Some records:

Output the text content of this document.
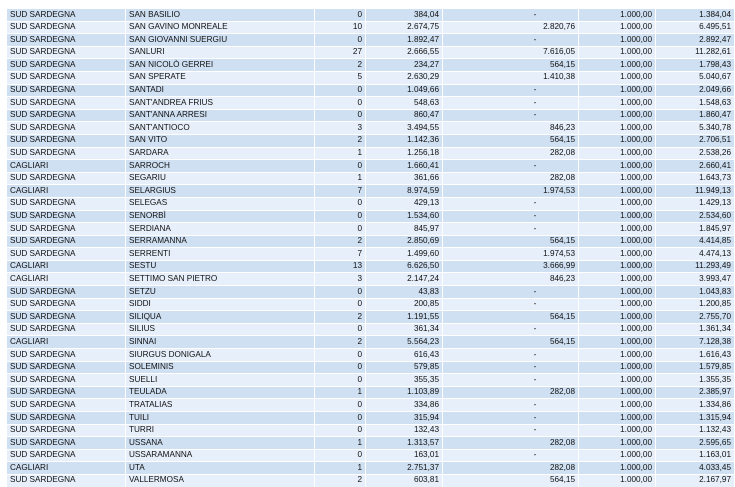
SUD SARDEGNA	SAN BASILIO	0	384,04	-	1.000,00	1.384,04
SUD SARDEGNA	SAN GAVINO MONREALE	10	2.674,75	2.820,76	1.000,00	6.495,51
SUD SARDEGNA	SAN GIOVANNI SUERGIU	0	1.892,47	-	1.000,00	2.892,47
SUD SARDEGNA	SANLURI	27	2.666,55	7.616,05	1.000,00	11.282,61
SUD SARDEGNA	SAN NICOLÒ GERREI	2	234,27	564,15	1.000,00	1.798,43
SUD SARDEGNA	SAN SPERATE	5	2.630,29	1.410,38	1.000,00	5.040,67
SUD SARDEGNA	SANTADI	0	1.049,66	-	1.000,00	2.049,66
SUD SARDEGNA	SANT'ANDREA FRIUS	0	548,63	-	1.000,00	1.548,63
SUD SARDEGNA	SANT'ANNA ARRESI	0	860,47	-	1.000,00	1.860,47
SUD SARDEGNA	SANT'ANTIOCO	3	3.494,55	846,23	1.000,00	5.340,78
SUD SARDEGNA	SAN VITO	2	1.142,36	564,15	1.000,00	2.706,51
SUD SARDEGNA	SARDARA	1	1.256,18	282,08	1.000,00	2.538,26
CAGLIARI	SARROCH	0	1.660,41	-	1.000,00	2.660,41
SUD SARDEGNA	SEGARIU	1	361,66	282,08	1.000,00	1.643,73
CAGLIARI	SELARGIUS	7	8.974,59	1.974,53	1.000,00	11.949,13
SUD SARDEGNA	SELEGAS	0	429,13	-	1.000,00	1.429,13
SUD SARDEGNA	SENORBÌ	0	1.534,60	-	1.000,00	2.534,60
SUD SARDEGNA	SERDIANA	0	845,97	-	1.000,00	1.845,97
SUD SARDEGNA	SERRAMANNA	2	2.850,69	564,15	1.000,00	4.414,85
SUD SARDEGNA	SERRENTI	7	1.499,60	1.974,53	1.000,00	4.474,13
CAGLIARI	SESTU	13	6.626,50	3.666,99	1.000,00	11.293,49
CAGLIARI	SETTIMO SAN PIETRO	3	2.147,24	846,23	1.000,00	3.993,47
SUD SARDEGNA	SETZU	0	43,83	-	1.000,00	1.043,83
SUD SARDEGNA	SIDDI	0	200,85	-	1.000,00	1.200,85
SUD SARDEGNA	SILIQUA	2	1.191,55	564,15	1.000,00	2.755,70
SUD SARDEGNA	SILIUS	0	361,34	-	1.000,00	1.361,34
CAGLIARI	SINNAI	2	5.564,23	564,15	1.000,00	7.128,38
SUD SARDEGNA	SIURGUS DONIGALA	0	616,43	-	1.000,00	1.616,43
SUD SARDEGNA	SOLEMINIS	0	579,85	-	1.000,00	1.579,85
SUD SARDEGNA	SUELLI	0	355,35	-	1.000,00	1.355,35
SUD SARDEGNA	TEULADA	1	1.103,89	282,08	1.000,00	2.385,97
SUD SARDEGNA	TRATALIAS	0	334,86	-	1.000,00	1.334,86
SUD SARDEGNA	TUILI	0	315,94	-	1.000,00	1.315,94
SUD SARDEGNA	TURRI	0	132,43	-	1.000,00	1.132,43
SUD SARDEGNA	USSANA	1	1.313,57	282,08	1.000,00	2.595,65
SUD SARDEGNA	USSARAMANNA	0	163,01	-	1.000,00	1.163,01
CAGLIARI	UTA	1	2.751,37	282,08	1.000,00	4.033,45
SUD SARDEGNA	VALLERMOSA	2	603,81	564,15	1.000,00	2.167,97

### THE REQUEST
From the listing above, print every entry precisely and drop the pictures.

### TASK RESPONSE
Output the text content of this document.
SUD SARDEGNA	SAN BASILIO	0	384,04	-	1.000,00	1.384,04
SUD SARDEGNA	SAN GAVINO MONREALE	10	2.674,75	2.820,76	1.000,00	6.495,51
SUD SARDEGNA	SAN GIOVANNI SUERGIU	0	1.892,47	-	1.000,00	2.892,47
SUD SARDEGNA	SANLURI	27	2.666,55	7.616,05	1.000,00	11.282,61
SUD SARDEGNA	SAN NICOLÒ GERREI	2	234,27	564,15	1.000,00	1.798,43
SUD SARDEGNA	SAN SPERATE	5	2.630,29	1.410,38	1.000,00	5.040,67
SUD SARDEGNA	SANTADI	0	1.049,66	-	1.000,00	2.049,66
SUD SARDEGNA	SANT'ANDREA FRIUS	0	548,63	-	1.000,00	1.548,63
SUD SARDEGNA	SANT'ANNA ARRESI	0	860,47	-	1.000,00	1.860,47
SUD SARDEGNA	SANT'ANTIOCO	3	3.494,55	846,23	1.000,00	5.340,78
SUD SARDEGNA	SAN VITO	2	1.142,36	564,15	1.000,00	2.706,51
SUD SARDEGNA	SARDARA	1	1.256,18	282,08	1.000,00	2.538,26
CAGLIARI	SARROCH	0	1.660,41	-	1.000,00	2.660,41
SUD SARDEGNA	SEGARIU	1	361,66	282,08	1.000,00	1.643,73
CAGLIARI	SELARGIUS	7	8.974,59	1.974,53	1.000,00	11.949,13
SUD SARDEGNA	SELEGAS	0	429,13	-	1.000,00	1.429,13
SUD SARDEGNA	SENORBÌ	0	1.534,60	-	1.000,00	2.534,60
SUD SARDEGNA	SERDIANA	0	845,97	-	1.000,00	1.845,97
SUD SARDEGNA	SERRAMANNA	2	2.850,69	564,15	1.000,00	4.414,85
SUD SARDEGNA	SERRENTI	7	1.499,60	1.974,53	1.000,00	4.474,13
CAGLIARI	SESTU	13	6.626,50	3.666,99	1.000,00	11.293,49
CAGLIARI	SETTIMO SAN PIETRO	3	2.147,24	846,23	1.000,00	3.993,47
SUD SARDEGNA	SETZU	0	43,83	-	1.000,00	1.043,83
SUD SARDEGNA	SIDDI	0	200,85	-	1.000,00	1.200,85
SUD SARDEGNA	SILIQUA	2	1.191,55	564,15	1.000,00	2.755,70
SUD SARDEGNA	SILIUS	0	361,34	-	1.000,00	1.361,34
CAGLIARI	SINNAI	2	5.564,23	564,15	1.000,00	7.128,38
SUD SARDEGNA	SIURGUS DONIGALA	0	616,43	-	1.000,00	1.616,43
SUD SARDEGNA	SOLEMINIS	0	579,85	-	1.000,00	1.579,85
SUD SARDEGNA	SUELLI	0	355,35	-	1.000,00	1.355,35
SUD SARDEGNA	TEULADA	1	1.103,89	282,08	1.000,00	2.385,97
SUD SARDEGNA	TRATALIAS	0	334,86	-	1.000,00	1.334,86
SUD SARDEGNA	TUILI	0	315,94	-	1.000,00	1.315,94
SUD SARDEGNA	TURRI	0	132,43	-	1.000,00	1.132,43
SUD SARDEGNA	USSANA	1	1.313,57	282,08	1.000,00	2.595,65
SUD SARDEGNA	USSARAMANNA	0	163,01	-	1.000,00	1.163,01
CAGLIARI	UTA	1	2.751,37	282,08	1.000,00	4.033,45
SUD SARDEGNA	VALLERMOSA	2	603,81	564,15	1.000,00	2.167,97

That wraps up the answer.